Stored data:
::::::::
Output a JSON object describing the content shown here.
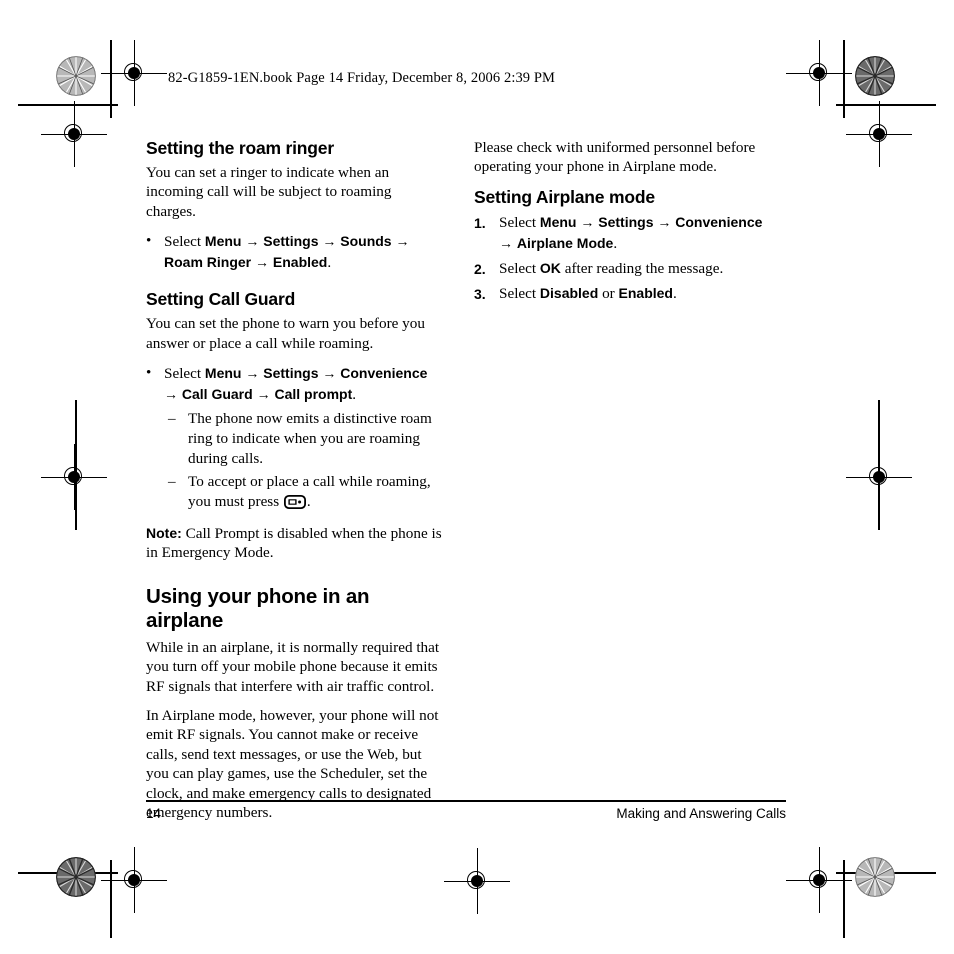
{
  "page": {
    "book_header": "82-G1859-1EN.book  Page 14  Friday, December 8, 2006  2:39 PM",
    "arrow": "→",
    "bullet": "•",
    "dash": "–"
  },
  "left_column": {
    "sections": [
      {
        "heading": "Setting the roam ringer",
        "paragraph": "You can set a ringer to indicate when an incoming call will be subject to roaming charges.",
        "bullet": {
          "lead": "Select ",
          "steps": [
            "Menu",
            "Settings",
            "Sounds",
            "Roam Ringer",
            "Enabled"
          ],
          "trailing": "."
        }
      },
      {
        "heading": "Setting Call Guard",
        "paragraph": "You can set the phone to warn you before you answer or place a call while roaming.",
        "bullet": {
          "lead": "Select ",
          "steps": [
            "Menu",
            "Settings",
            "Convenience",
            "Call Guard",
            "Call prompt"
          ],
          "trailing": "."
        },
        "sub_items": [
          "The phone now emits a distinctive roam ring to indicate when you are roaming during calls.",
          "To accept or place a call while roaming, you must press"
        ],
        "sub_item_icon": "send-key-icon",
        "sub_item_icon_trailing": "."
      }
    ],
    "note": {
      "label": "Note:",
      "text": " Call Prompt is disabled when the phone is in Emergency Mode."
    },
    "main_heading": "Using your phone in an airplane",
    "paragraphs": [
      "While in an airplane, it is normally required that you turn off your mobile phone because it emits RF signals that interfere with air traffic control.",
      "In Airplane mode, however, your phone will not emit RF signals. You cannot make or receive calls, send text messages, or use the Web, but you can play games, use the Scheduler, set the clock, and make emergency calls to designated emergency numbers."
    ]
  },
  "right_column": {
    "intro_paragraph": "Please check with uniformed personnel before operating your phone in Airplane mode.",
    "heading": "Setting Airplane mode",
    "steps": [
      {
        "number": "1.",
        "lead": "Select ",
        "ui_steps": [
          "Menu",
          "Settings",
          "Convenience",
          "Airplane Mode"
        ],
        "trailing": "."
      },
      {
        "number": "2.",
        "lead": "Select ",
        "ui_steps": [
          "OK"
        ],
        "trailing": " after reading the message."
      },
      {
        "number": "3.",
        "lead": "Select ",
        "ui_steps": [
          "Disabled",
          "Enabled"
        ],
        "joiner": " or ",
        "trailing": "."
      }
    ]
  },
  "footer": {
    "page_number": "14",
    "section_title": "Making and Answering Calls"
  },
  "colors": {
    "ink": "#000000",
    "paper": "#ffffff"
  }
}
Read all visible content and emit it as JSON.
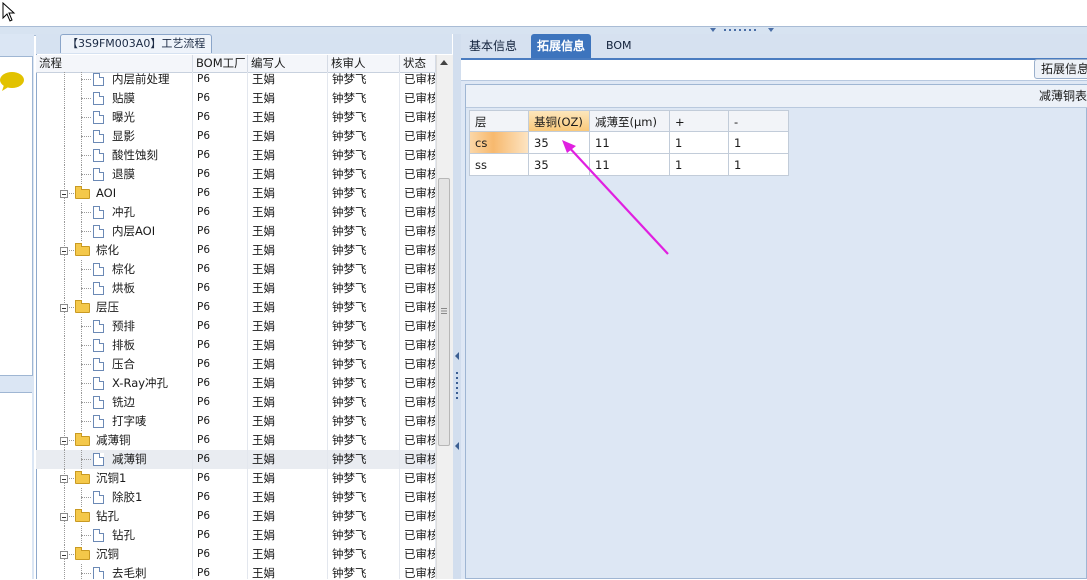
{
  "app": {
    "process_tab": "【3S9FM003A0】工艺流程"
  },
  "tree": {
    "columns": [
      "流程",
      "BOM工厂",
      "编写人",
      "核审人",
      "状态"
    ],
    "rows": [
      {
        "name": "内层前处理",
        "level": 2,
        "type": "file",
        "factory": "P6",
        "writer": "王娟",
        "reviewer": "钟梦飞",
        "status": "已审核"
      },
      {
        "name": "贴膜",
        "level": 2,
        "type": "file",
        "factory": "P6",
        "writer": "王娟",
        "reviewer": "钟梦飞",
        "status": "已审核"
      },
      {
        "name": "曝光",
        "level": 2,
        "type": "file",
        "factory": "P6",
        "writer": "王娟",
        "reviewer": "钟梦飞",
        "status": "已审核"
      },
      {
        "name": "显影",
        "level": 2,
        "type": "file",
        "factory": "P6",
        "writer": "王娟",
        "reviewer": "钟梦飞",
        "status": "已审核"
      },
      {
        "name": "酸性蚀刻",
        "level": 2,
        "type": "file",
        "factory": "P6",
        "writer": "王娟",
        "reviewer": "钟梦飞",
        "status": "已审核"
      },
      {
        "name": "退膜",
        "level": 2,
        "type": "file",
        "factory": "P6",
        "writer": "王娟",
        "reviewer": "钟梦飞",
        "status": "已审核"
      },
      {
        "name": "AOI",
        "level": 1,
        "type": "folder",
        "factory": "P6",
        "writer": "王娟",
        "reviewer": "钟梦飞",
        "status": "已审核"
      },
      {
        "name": "冲孔",
        "level": 2,
        "type": "file",
        "factory": "P6",
        "writer": "王娟",
        "reviewer": "钟梦飞",
        "status": "已审核"
      },
      {
        "name": "内层AOI",
        "level": 2,
        "type": "file",
        "factory": "P6",
        "writer": "王娟",
        "reviewer": "钟梦飞",
        "status": "已审核"
      },
      {
        "name": "棕化",
        "level": 1,
        "type": "folder",
        "factory": "P6",
        "writer": "王娟",
        "reviewer": "钟梦飞",
        "status": "已审核"
      },
      {
        "name": "棕化",
        "level": 2,
        "type": "file",
        "factory": "P6",
        "writer": "王娟",
        "reviewer": "钟梦飞",
        "status": "已审核"
      },
      {
        "name": "烘板",
        "level": 2,
        "type": "file",
        "factory": "P6",
        "writer": "王娟",
        "reviewer": "钟梦飞",
        "status": "已审核"
      },
      {
        "name": "层压",
        "level": 1,
        "type": "folder",
        "factory": "P6",
        "writer": "王娟",
        "reviewer": "钟梦飞",
        "status": "已审核"
      },
      {
        "name": "预排",
        "level": 2,
        "type": "file",
        "factory": "P6",
        "writer": "王娟",
        "reviewer": "钟梦飞",
        "status": "已审核"
      },
      {
        "name": "排板",
        "level": 2,
        "type": "file",
        "factory": "P6",
        "writer": "王娟",
        "reviewer": "钟梦飞",
        "status": "已审核"
      },
      {
        "name": "压合",
        "level": 2,
        "type": "file",
        "factory": "P6",
        "writer": "王娟",
        "reviewer": "钟梦飞",
        "status": "已审核"
      },
      {
        "name": "X-Ray冲孔",
        "level": 2,
        "type": "file",
        "factory": "P6",
        "writer": "王娟",
        "reviewer": "钟梦飞",
        "status": "已审核"
      },
      {
        "name": "铣边",
        "level": 2,
        "type": "file",
        "factory": "P6",
        "writer": "王娟",
        "reviewer": "钟梦飞",
        "status": "已审核"
      },
      {
        "name": "打字唛",
        "level": 2,
        "type": "file",
        "factory": "P6",
        "writer": "王娟",
        "reviewer": "钟梦飞",
        "status": "已审核"
      },
      {
        "name": "减薄铜",
        "level": 1,
        "type": "folder",
        "factory": "P6",
        "writer": "王娟",
        "reviewer": "钟梦飞",
        "status": "已审核"
      },
      {
        "name": "减薄铜",
        "level": 2,
        "type": "file",
        "factory": "P6",
        "writer": "王娟",
        "reviewer": "钟梦飞",
        "status": "已审核",
        "selected": true
      },
      {
        "name": "沉铜1",
        "level": 1,
        "type": "folder",
        "factory": "P6",
        "writer": "王娟",
        "reviewer": "钟梦飞",
        "status": "已审核"
      },
      {
        "name": "除胶1",
        "level": 2,
        "type": "file",
        "factory": "P6",
        "writer": "王娟",
        "reviewer": "钟梦飞",
        "status": "已审核"
      },
      {
        "name": "钻孔",
        "level": 1,
        "type": "folder",
        "factory": "P6",
        "writer": "王娟",
        "reviewer": "钟梦飞",
        "status": "已审核"
      },
      {
        "name": "钻孔",
        "level": 2,
        "type": "file",
        "factory": "P6",
        "writer": "王娟",
        "reviewer": "钟梦飞",
        "status": "已审核"
      },
      {
        "name": "沉铜",
        "level": 1,
        "type": "folder",
        "factory": "P6",
        "writer": "王娟",
        "reviewer": "钟梦飞",
        "status": "已审核"
      },
      {
        "name": "去毛刺",
        "level": 2,
        "type": "file",
        "factory": "P6",
        "writer": "王娟",
        "reviewer": "钟梦飞",
        "status": "已审核"
      }
    ]
  },
  "right": {
    "tabs": [
      {
        "label": "基本信息",
        "active": false
      },
      {
        "label": "拓展信息",
        "active": true
      },
      {
        "label": "BOM",
        "active": false
      }
    ],
    "ext_button": "拓展信息",
    "section_title": "减薄铜表",
    "grid": {
      "columns": [
        "层",
        "基铜(OZ)",
        "减薄至(μm)",
        "+",
        "-"
      ],
      "rows": [
        [
          "cs",
          "35",
          "11",
          "1",
          "1"
        ],
        [
          "ss",
          "35",
          "11",
          "1",
          "1"
        ]
      ]
    }
  },
  "colors": {
    "active_tab": "#3d74bd",
    "annotation_arrow": "#e020e0",
    "highlight": "#f7b96e"
  }
}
::::::::
▸ Directions for this task:
Which lines contain the word "Guard"? Return each of them.

▸ Written answer:
        "heading": "Setting Call Guard",
            "Call Guard",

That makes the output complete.